### Tarea pedida
Cita completo, sin alterar una sola palabra, el fragmento sobre los boleros en Hola, Soledad.

### Fuente
----

Aquello que deviene propio de sociedades muy patriarcales, machistas con una amenaza creciente de dominio del nuevo capitalismo generado por el narcotráfico son algunas de las constantes que, por ejemplo, se dan con ejemplar cosmovisión en los boleros que escucha la protagonista en el ya mencionado  Hola, Soledad, que comienza así:

«Canto que emiten los pájaros: trino. Encadenamiento fatal de sucesos: destino. En la noche calurosa, su mano humedecía de sudor la página del Libro de oro de los crucigramas, y, como siempre, se llevaba el lapicero a la boca para morderlo mientras buscaba las palabras. Su cabeza vivía llena de palabras horizontales y de palabras verticales. Y de letras de boleros de antes del diluvio universal, aquellos que interpretaba el vocalista de la orquesta de los hermanos Cortés imitando a Rolando Laserie en las tertulias dominicales del Club Social donde una aprendía a bailar con los primos o con los noviecitos. Canción bailable de ritmo lento: bolero.

Vuela mariposa del amor, juguete del destino, un tocadiscos automático su cabeza tocando boleros, como el que Eduardo le había comprado recién pasada la boda, para que no te aburrás cuando estés sola, Soledad. Como entonces, cada long play de la pila cae sobre la tornamesa y da vueltas raspando la aguja en su cráneo, yo soy un pájaro herido que llora solo en su nido porque no puede volar.

La colmaba un desasosiego que la hacía impulsarse en la mecedora buscando que el vaivén fuera a calmarla, un ave de alas que el vendaval rompió, sola, sin hijos, sin padres, sin amigas. Y encima se llamaba Soledad. María Soledad. Dejó de mecerse, y los balancines se quedaron quietos bajo su peso.

----

### Datos aportados
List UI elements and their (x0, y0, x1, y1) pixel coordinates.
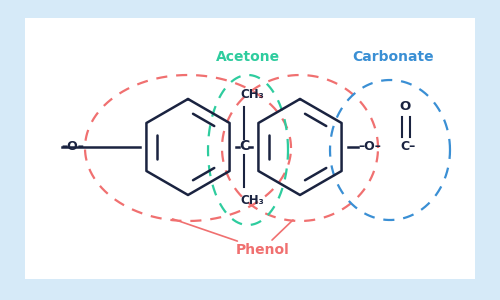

----

### Resultado obtenido
Aquello que deviene propio de sociedades muy patriarcales, machistas con una amenaza creciente de dominio del nuevo capitalismo generado por el narcotráfico son algunas de las constantes que, por ejemplo, se dan con ejemplar cosmovisión en los boleros que escucha la protagonista en el ya mencionado  Hola, Soledad, que comienza así:

«Canto que emiten los pájaros: trino. Encadenamiento fatal de sucesos: destino. En la noche calurosa, su mano humedecía de sudor la página del Libro de oro de los crucigramas, y, como siempre, se llevaba el lapicero a la boca para morderlo mientras buscaba las palabras. Su cabeza vivía llena de palabras horizontales y de palabras verticales. Y de letras de boleros de antes del diluvio universal, aquellos que interpretaba el vocalista de la orquesta de los hermanos Cortés imitando a Rolando Laserie en las tertulias dominicales del Club Social donde una aprendía a bailar con los primos o con los noviecitos. Canción bailable de ritmo lento: bolero.

Vuela mariposa del amor, juguete del destino, un tocadiscos automático su cabeza tocando boleros, como el que Eduardo le había comprado recién pasada la boda, para que no te aburrás cuando estés sola, Soledad. Como entonces, cada long play de la pila cae sobre la tornamesa y da vueltas raspando la aguja en su cráneo, yo soy un pájaro herido que llora solo en su nido porque no puede volar.

La colmaba un desasosiego que la hacía impulsarse en la mecedora buscando que el vaivén fuera a calmarla, un ave de alas que el vendaval rompió, sola, sin hijos, sin padres, sin amigas. Y encima se llamaba Soledad. María Soledad. Dejó de mecerse, y los balancines se quedaron quietos bajo su peso.